### Dataset entries
* * * *
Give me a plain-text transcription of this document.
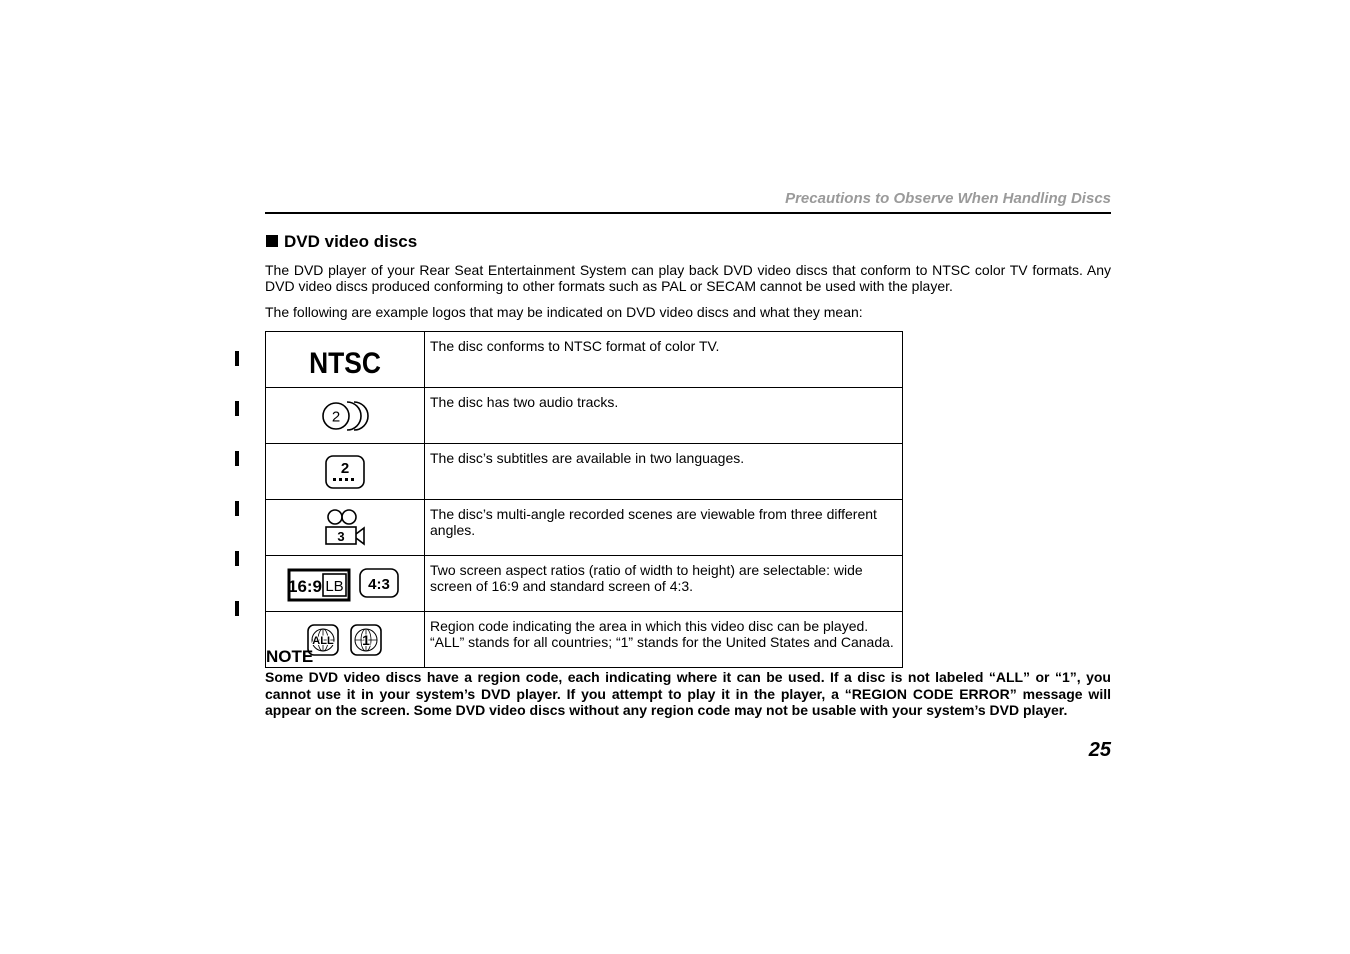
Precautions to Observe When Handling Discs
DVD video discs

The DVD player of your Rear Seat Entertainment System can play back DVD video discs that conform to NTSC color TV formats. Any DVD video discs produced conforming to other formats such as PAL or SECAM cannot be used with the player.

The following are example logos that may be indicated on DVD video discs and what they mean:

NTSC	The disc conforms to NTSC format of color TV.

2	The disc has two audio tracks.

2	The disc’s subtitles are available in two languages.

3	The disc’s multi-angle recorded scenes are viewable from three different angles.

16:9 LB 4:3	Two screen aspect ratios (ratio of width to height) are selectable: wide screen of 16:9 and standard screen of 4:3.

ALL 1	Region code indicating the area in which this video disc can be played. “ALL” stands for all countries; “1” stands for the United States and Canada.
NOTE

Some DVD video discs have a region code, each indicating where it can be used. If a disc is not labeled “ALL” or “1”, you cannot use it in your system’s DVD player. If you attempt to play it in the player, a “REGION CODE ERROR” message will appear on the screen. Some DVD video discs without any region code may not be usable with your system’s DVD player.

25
* * * *
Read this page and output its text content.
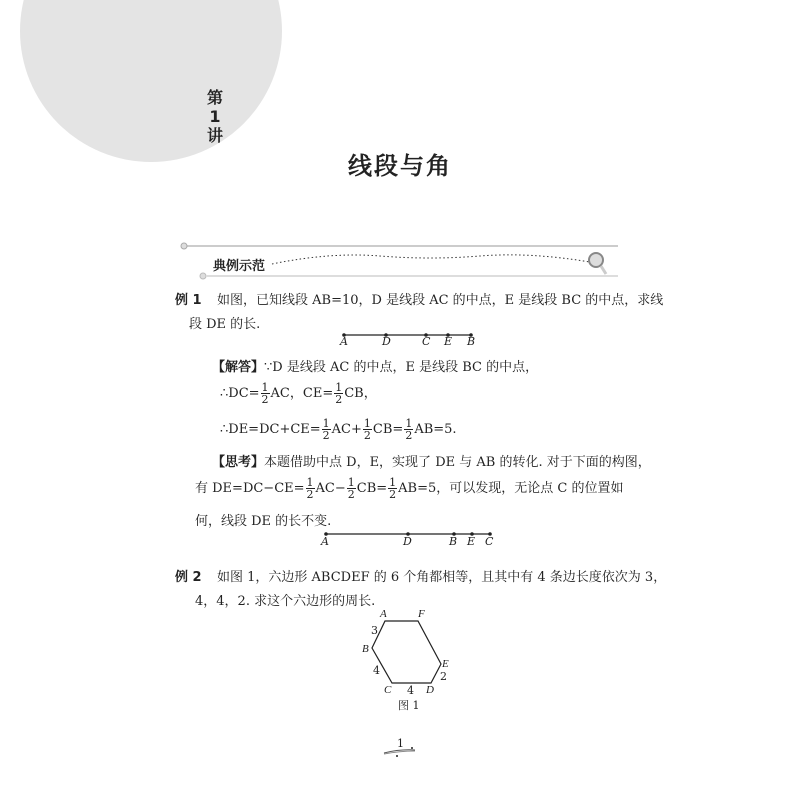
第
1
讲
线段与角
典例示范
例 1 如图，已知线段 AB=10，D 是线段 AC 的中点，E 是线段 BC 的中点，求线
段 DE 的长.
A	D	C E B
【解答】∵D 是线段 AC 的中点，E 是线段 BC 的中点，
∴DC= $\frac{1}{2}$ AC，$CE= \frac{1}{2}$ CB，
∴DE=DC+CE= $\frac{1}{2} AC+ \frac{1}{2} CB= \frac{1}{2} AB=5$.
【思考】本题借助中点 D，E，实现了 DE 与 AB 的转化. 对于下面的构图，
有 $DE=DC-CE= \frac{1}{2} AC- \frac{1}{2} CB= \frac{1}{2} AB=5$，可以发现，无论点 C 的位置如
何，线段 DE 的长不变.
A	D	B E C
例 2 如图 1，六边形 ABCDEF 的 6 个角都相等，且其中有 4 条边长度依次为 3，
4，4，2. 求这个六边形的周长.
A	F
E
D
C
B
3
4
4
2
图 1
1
* * * *
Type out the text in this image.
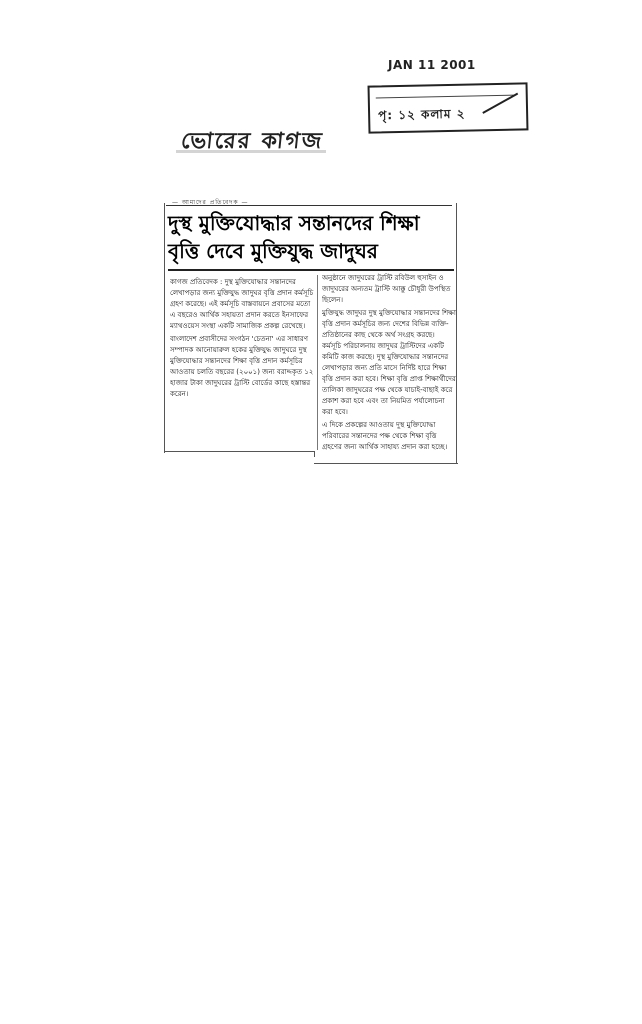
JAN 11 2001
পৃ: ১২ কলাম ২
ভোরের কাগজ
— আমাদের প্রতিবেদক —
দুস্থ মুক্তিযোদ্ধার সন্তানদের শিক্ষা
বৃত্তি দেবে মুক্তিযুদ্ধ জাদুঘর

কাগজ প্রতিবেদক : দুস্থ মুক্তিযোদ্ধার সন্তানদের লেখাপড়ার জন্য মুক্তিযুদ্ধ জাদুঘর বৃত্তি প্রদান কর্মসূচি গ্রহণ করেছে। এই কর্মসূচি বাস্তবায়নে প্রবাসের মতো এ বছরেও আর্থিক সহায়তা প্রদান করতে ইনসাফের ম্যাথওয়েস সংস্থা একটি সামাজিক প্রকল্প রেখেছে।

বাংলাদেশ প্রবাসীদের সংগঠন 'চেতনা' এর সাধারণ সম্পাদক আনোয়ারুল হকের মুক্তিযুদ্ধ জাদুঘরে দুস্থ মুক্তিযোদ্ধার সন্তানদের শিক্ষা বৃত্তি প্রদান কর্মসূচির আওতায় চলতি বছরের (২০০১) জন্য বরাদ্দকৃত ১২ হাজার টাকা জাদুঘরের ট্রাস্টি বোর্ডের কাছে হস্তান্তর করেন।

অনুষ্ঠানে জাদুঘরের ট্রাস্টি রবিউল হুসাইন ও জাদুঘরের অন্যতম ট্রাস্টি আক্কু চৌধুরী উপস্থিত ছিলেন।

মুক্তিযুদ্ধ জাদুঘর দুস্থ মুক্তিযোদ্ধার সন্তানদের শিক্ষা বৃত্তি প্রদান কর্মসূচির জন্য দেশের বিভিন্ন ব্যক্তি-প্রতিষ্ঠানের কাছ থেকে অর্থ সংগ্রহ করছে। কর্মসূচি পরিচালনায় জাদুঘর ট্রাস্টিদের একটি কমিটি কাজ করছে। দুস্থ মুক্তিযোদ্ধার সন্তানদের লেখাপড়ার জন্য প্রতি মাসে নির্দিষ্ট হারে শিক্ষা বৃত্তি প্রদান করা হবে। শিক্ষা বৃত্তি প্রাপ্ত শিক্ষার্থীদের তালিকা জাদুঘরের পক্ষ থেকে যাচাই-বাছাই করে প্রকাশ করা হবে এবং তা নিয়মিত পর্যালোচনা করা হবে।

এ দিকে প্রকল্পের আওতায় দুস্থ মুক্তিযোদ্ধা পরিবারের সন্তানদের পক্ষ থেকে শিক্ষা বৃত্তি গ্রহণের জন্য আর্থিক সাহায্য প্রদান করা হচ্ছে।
* * * *
### Problem to solve
All lines in the data that contain the word "NTSC" should be copied.

### Task response
The DVD player of your Rear Seat Entertainment System can play back DVD video discs that conform to NTSC color TV formats. Any DVD video discs produced conforming to other formats such as PAL or SECAM cannot be used with the player.
NTSC	The disc conforms to NTSC format of color TV.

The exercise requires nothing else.